Records from a collection of figures
───

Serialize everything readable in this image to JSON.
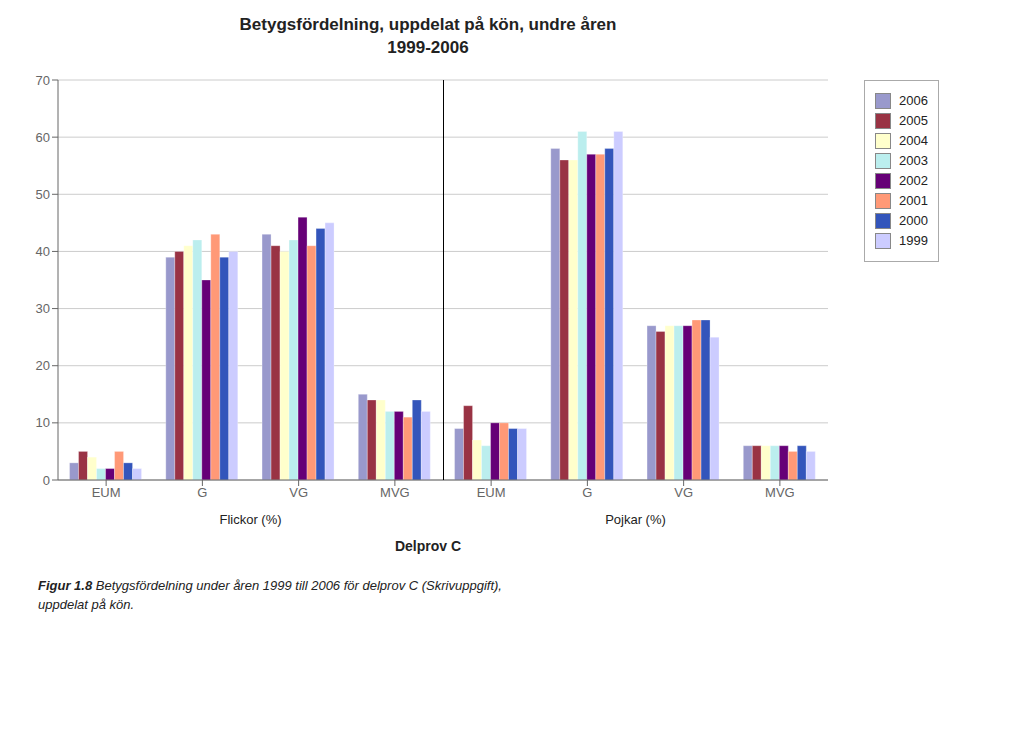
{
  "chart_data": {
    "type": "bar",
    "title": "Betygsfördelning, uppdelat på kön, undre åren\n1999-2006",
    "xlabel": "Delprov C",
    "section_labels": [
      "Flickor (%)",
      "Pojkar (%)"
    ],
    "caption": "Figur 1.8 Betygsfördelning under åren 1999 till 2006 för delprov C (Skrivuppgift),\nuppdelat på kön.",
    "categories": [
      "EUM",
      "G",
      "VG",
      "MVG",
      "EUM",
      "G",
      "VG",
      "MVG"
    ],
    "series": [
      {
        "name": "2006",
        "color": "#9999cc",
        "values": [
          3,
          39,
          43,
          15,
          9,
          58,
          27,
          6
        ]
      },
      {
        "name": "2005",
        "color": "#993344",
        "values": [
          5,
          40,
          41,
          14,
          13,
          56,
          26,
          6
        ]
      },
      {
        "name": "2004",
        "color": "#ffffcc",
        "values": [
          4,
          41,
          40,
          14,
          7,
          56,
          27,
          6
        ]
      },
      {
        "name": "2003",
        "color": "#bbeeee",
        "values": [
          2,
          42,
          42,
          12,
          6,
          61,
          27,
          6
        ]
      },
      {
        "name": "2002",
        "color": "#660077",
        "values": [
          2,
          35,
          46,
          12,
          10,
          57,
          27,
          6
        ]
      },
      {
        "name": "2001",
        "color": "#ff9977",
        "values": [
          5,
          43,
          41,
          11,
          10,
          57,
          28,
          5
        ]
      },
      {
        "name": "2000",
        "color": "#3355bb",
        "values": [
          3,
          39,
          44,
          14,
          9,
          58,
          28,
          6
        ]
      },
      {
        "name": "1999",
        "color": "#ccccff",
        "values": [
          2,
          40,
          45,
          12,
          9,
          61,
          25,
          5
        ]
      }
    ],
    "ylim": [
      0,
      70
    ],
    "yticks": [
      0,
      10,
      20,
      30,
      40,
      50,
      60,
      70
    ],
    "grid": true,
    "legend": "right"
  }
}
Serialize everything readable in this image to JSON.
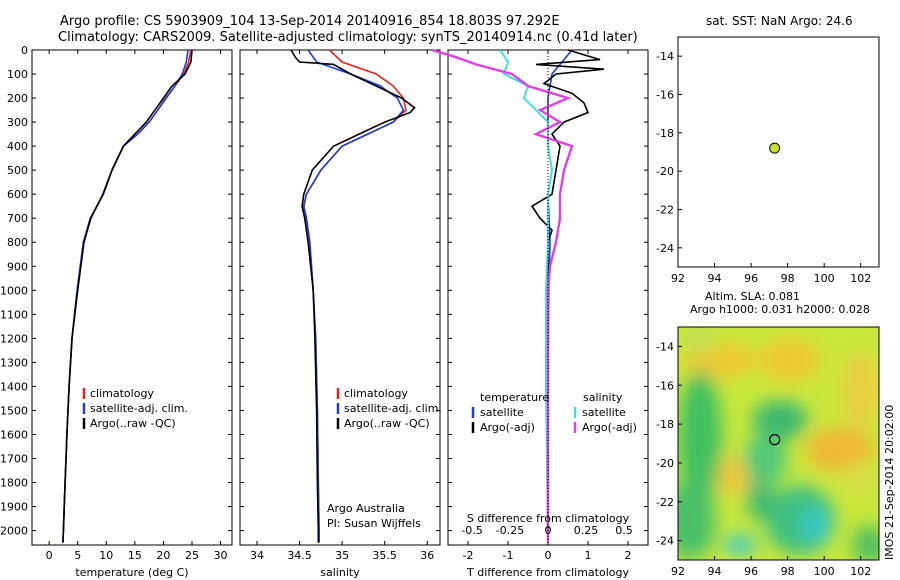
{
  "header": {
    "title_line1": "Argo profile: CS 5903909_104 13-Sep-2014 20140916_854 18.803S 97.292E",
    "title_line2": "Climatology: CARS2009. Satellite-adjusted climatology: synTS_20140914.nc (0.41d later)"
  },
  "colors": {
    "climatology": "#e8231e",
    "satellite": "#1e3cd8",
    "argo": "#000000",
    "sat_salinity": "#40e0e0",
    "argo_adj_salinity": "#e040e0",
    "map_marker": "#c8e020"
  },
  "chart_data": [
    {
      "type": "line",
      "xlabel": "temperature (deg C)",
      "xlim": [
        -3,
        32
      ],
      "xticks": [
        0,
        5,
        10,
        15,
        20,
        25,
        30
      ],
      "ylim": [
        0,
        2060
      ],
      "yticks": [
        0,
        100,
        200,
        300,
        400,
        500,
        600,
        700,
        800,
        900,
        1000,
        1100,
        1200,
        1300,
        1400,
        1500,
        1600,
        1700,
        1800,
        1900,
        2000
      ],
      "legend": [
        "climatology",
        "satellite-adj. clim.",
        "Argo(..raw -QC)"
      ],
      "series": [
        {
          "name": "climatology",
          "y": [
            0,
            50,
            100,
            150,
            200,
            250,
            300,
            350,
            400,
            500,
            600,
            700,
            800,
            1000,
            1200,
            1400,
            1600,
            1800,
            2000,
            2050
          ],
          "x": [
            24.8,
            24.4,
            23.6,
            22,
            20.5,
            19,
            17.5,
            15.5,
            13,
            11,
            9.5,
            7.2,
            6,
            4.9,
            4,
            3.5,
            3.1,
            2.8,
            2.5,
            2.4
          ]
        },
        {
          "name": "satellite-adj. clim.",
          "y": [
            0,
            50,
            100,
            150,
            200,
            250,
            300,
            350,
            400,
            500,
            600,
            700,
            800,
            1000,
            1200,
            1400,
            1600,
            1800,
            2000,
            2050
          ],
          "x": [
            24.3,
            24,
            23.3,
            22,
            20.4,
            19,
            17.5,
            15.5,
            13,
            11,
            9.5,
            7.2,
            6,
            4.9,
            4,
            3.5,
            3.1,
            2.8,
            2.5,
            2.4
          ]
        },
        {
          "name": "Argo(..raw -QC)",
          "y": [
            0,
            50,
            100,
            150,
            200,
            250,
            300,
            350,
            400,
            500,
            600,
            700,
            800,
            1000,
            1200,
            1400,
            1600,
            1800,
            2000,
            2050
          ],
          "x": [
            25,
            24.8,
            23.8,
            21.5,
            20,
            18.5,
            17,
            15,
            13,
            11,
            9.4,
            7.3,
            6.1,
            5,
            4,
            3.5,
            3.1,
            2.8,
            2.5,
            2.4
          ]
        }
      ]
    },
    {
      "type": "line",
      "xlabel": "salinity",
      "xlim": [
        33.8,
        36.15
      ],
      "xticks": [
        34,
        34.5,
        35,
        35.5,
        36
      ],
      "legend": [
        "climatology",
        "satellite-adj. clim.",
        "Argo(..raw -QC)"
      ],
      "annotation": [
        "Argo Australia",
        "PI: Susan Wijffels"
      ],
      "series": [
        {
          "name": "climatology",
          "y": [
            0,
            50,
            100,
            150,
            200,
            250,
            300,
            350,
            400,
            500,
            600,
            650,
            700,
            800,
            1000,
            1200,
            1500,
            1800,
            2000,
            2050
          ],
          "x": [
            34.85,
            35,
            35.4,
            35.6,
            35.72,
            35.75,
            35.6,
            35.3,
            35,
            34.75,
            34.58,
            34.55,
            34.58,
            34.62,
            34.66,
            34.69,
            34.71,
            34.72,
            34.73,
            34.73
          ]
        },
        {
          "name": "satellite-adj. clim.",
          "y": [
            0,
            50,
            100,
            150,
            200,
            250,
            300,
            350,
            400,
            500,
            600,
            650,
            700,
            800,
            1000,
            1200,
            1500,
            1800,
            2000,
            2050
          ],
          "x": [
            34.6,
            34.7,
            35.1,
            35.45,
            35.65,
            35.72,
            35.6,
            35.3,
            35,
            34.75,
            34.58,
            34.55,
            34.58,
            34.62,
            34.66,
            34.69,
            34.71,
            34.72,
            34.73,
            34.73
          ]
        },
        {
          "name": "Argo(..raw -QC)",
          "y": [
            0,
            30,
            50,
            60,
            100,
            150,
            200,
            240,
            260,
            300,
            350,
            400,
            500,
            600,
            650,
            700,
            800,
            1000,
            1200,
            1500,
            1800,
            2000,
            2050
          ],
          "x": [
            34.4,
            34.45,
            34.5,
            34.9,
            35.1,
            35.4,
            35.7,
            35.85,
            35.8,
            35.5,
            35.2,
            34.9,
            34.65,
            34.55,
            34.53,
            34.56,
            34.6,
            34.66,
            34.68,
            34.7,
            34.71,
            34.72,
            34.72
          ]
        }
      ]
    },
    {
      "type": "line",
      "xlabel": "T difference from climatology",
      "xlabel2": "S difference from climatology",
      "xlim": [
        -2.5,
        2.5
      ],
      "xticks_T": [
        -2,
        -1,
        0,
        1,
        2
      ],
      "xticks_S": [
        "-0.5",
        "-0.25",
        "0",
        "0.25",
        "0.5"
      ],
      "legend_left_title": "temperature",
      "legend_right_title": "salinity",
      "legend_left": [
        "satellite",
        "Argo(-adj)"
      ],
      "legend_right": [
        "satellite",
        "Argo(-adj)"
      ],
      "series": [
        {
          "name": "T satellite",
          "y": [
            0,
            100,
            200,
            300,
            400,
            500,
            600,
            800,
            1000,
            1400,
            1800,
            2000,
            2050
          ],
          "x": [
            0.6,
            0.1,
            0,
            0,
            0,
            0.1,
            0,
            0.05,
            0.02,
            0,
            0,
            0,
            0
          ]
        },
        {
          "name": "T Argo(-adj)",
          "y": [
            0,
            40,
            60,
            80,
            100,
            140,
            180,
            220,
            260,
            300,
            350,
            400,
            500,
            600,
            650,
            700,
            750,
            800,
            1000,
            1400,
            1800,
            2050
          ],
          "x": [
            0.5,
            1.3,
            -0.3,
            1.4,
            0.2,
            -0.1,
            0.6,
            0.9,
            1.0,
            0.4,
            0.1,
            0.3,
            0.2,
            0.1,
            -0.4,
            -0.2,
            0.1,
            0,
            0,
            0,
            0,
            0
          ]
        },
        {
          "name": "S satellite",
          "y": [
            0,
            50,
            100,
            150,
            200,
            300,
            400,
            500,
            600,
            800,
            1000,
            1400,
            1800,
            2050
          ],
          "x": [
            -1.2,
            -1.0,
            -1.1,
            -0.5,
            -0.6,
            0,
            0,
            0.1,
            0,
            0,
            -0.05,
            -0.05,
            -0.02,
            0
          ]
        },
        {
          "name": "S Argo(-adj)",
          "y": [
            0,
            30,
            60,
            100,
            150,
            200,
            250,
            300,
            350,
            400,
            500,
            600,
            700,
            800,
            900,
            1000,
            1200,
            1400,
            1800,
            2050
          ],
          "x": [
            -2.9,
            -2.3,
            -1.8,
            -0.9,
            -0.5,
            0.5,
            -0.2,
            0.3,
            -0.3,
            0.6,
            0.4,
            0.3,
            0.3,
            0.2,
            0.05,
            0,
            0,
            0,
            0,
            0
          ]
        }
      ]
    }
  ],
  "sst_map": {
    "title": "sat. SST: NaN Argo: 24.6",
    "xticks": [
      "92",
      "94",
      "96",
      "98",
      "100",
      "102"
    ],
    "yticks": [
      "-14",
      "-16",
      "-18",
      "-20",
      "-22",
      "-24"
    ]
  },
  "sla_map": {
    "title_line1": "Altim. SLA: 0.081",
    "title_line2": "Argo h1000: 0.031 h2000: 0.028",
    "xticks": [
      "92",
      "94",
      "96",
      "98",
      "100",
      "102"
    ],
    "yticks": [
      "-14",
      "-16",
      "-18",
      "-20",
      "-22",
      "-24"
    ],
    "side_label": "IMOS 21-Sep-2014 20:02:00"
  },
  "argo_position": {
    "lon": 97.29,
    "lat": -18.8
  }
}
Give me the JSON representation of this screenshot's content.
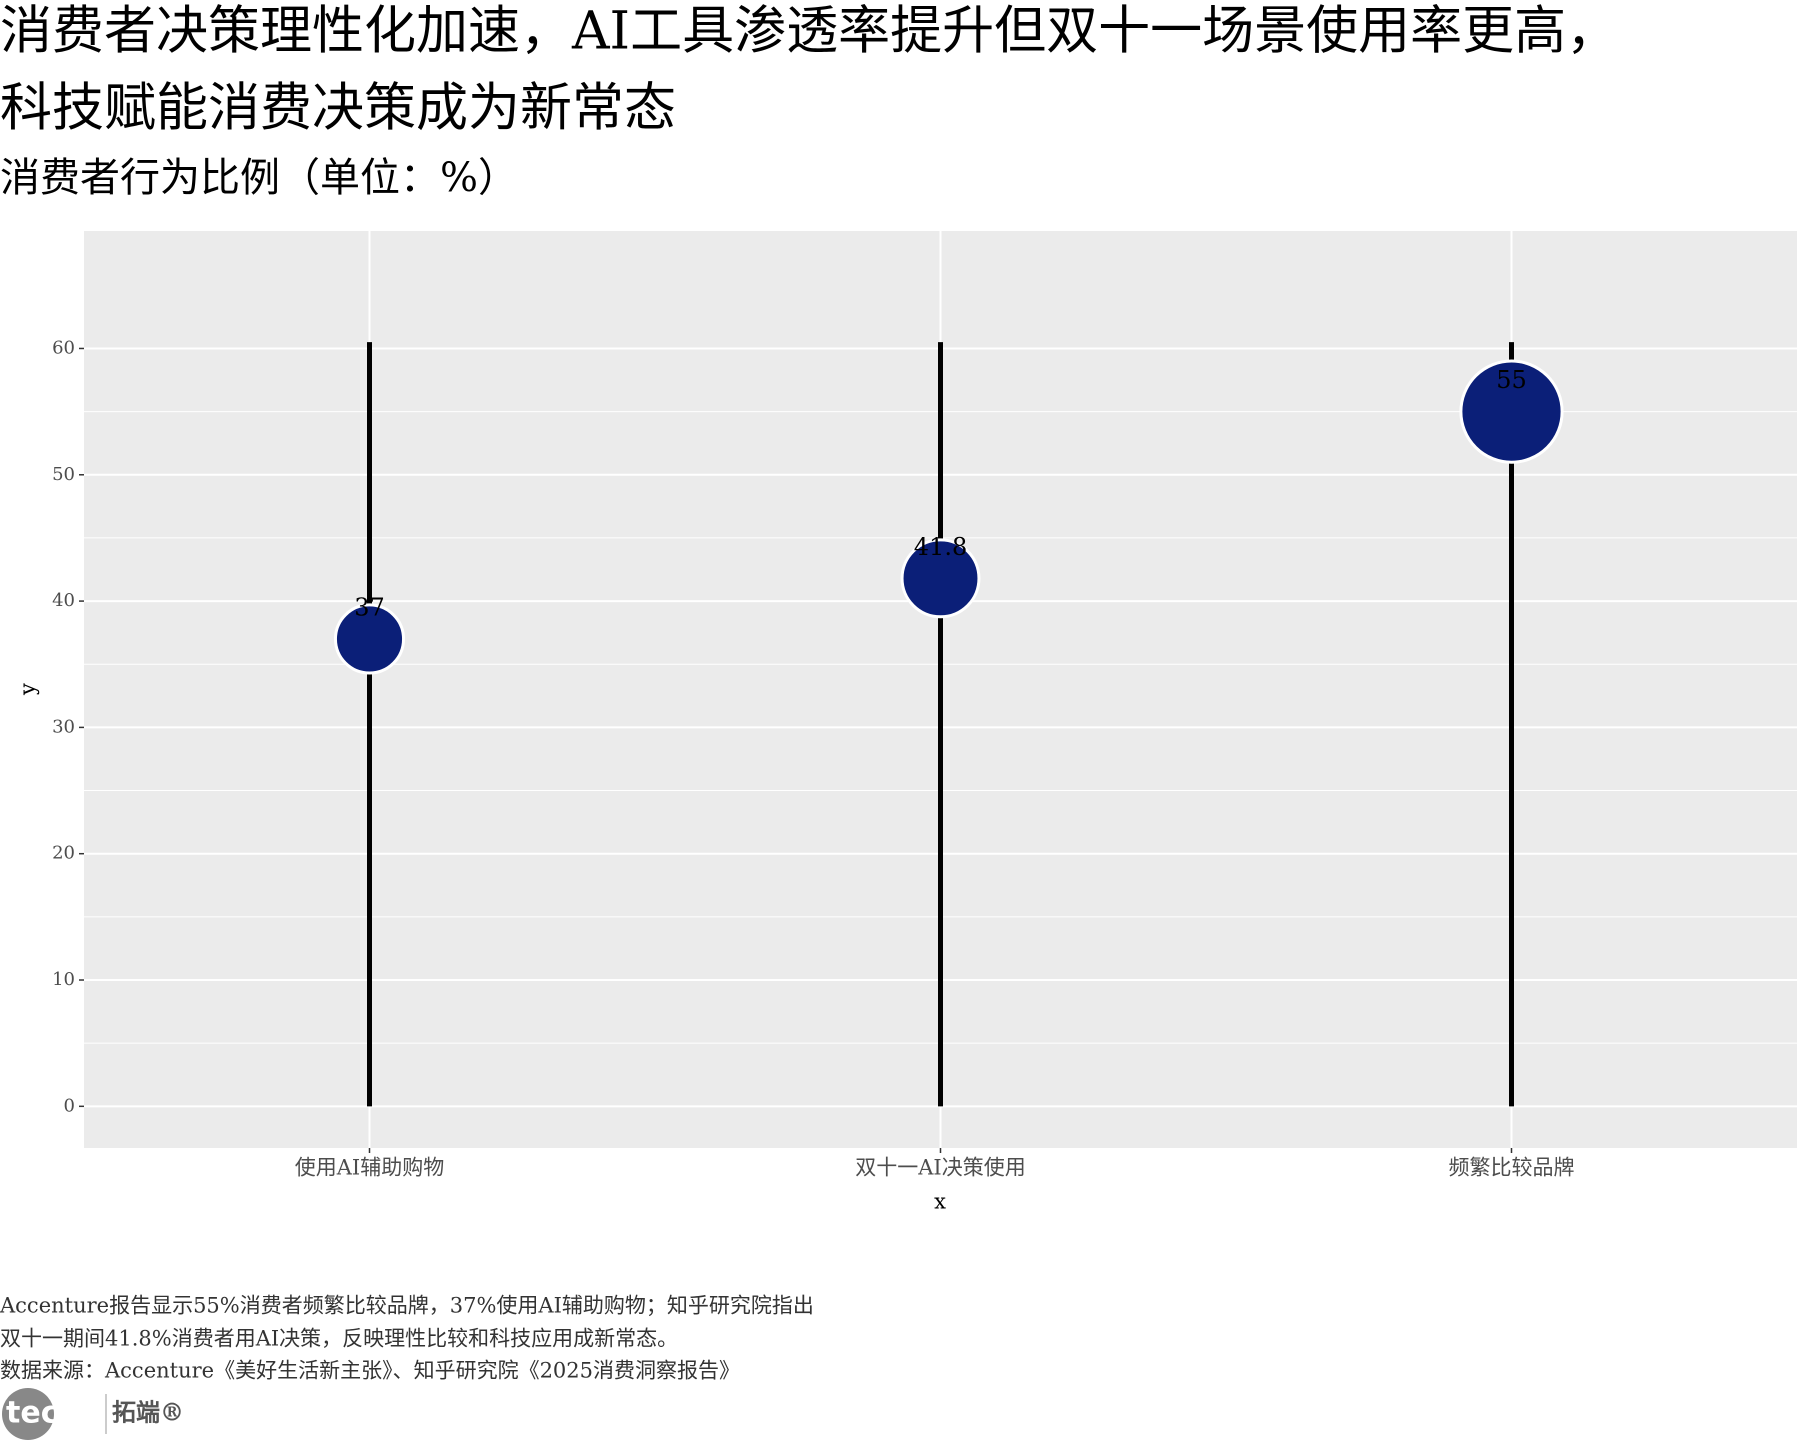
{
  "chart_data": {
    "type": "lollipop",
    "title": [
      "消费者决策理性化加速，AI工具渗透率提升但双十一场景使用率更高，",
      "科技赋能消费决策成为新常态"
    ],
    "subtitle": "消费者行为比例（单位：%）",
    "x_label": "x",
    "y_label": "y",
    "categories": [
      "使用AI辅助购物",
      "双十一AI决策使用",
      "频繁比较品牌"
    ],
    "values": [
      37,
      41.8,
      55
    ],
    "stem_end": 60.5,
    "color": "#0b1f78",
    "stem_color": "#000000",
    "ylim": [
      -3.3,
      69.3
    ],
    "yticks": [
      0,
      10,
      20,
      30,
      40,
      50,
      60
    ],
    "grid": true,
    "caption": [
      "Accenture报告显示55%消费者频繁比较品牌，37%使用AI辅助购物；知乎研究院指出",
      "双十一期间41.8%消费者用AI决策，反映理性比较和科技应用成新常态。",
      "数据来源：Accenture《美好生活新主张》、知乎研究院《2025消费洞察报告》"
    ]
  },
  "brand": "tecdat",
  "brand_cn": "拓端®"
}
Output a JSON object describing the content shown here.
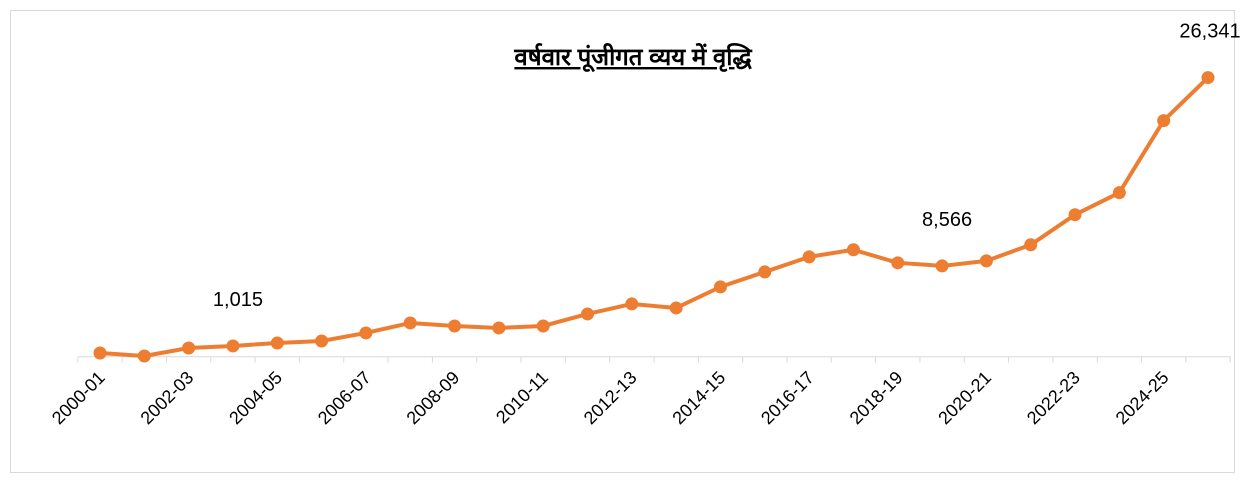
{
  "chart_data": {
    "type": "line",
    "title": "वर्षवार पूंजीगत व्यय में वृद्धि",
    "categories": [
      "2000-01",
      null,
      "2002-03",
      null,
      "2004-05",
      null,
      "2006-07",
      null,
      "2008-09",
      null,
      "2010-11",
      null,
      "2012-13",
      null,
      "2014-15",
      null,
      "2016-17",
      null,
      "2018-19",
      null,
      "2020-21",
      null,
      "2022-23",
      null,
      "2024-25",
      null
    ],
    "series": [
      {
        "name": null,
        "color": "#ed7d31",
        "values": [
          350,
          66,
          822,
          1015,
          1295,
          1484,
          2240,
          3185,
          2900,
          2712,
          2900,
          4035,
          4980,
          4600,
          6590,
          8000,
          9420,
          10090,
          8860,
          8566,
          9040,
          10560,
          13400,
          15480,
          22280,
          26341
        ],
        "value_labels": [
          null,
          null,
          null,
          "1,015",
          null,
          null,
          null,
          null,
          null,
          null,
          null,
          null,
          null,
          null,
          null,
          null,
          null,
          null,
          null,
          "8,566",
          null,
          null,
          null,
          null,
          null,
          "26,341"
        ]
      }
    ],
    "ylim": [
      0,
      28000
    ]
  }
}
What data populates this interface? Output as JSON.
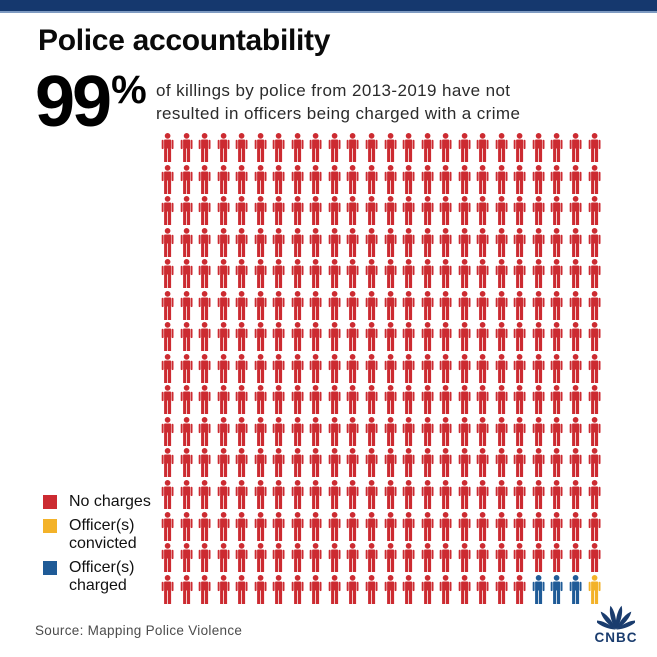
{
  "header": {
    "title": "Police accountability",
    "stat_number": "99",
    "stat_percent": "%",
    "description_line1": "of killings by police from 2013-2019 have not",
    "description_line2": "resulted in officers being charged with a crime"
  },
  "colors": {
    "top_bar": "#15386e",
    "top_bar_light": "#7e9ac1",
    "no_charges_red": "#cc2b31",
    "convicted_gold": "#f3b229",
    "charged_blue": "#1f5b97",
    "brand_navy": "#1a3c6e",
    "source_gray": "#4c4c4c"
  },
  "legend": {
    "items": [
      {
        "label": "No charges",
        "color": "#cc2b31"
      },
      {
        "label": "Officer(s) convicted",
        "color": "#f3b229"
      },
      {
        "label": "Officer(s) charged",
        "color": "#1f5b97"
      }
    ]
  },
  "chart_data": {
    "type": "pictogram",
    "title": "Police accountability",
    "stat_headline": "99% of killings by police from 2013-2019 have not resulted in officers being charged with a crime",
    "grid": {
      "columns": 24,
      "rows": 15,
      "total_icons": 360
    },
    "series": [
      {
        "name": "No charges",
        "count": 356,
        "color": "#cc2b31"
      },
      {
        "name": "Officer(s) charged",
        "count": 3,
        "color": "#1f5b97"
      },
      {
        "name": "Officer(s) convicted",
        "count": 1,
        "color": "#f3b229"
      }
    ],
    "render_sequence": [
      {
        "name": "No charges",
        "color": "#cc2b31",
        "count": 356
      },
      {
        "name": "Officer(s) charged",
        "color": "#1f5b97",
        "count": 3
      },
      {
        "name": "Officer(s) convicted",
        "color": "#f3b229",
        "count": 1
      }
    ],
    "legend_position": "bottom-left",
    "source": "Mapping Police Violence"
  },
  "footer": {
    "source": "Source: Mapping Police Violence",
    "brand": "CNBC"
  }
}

───

▸ **Brief**
Return every line holding the word "resulted" from the records.

▸ **The response**
    "description_line2": "resulted in officers being charged with a crime"
    "stat_headline": "99% of killings by police from 2013-2019 have not resulted in officers being charged with a crime",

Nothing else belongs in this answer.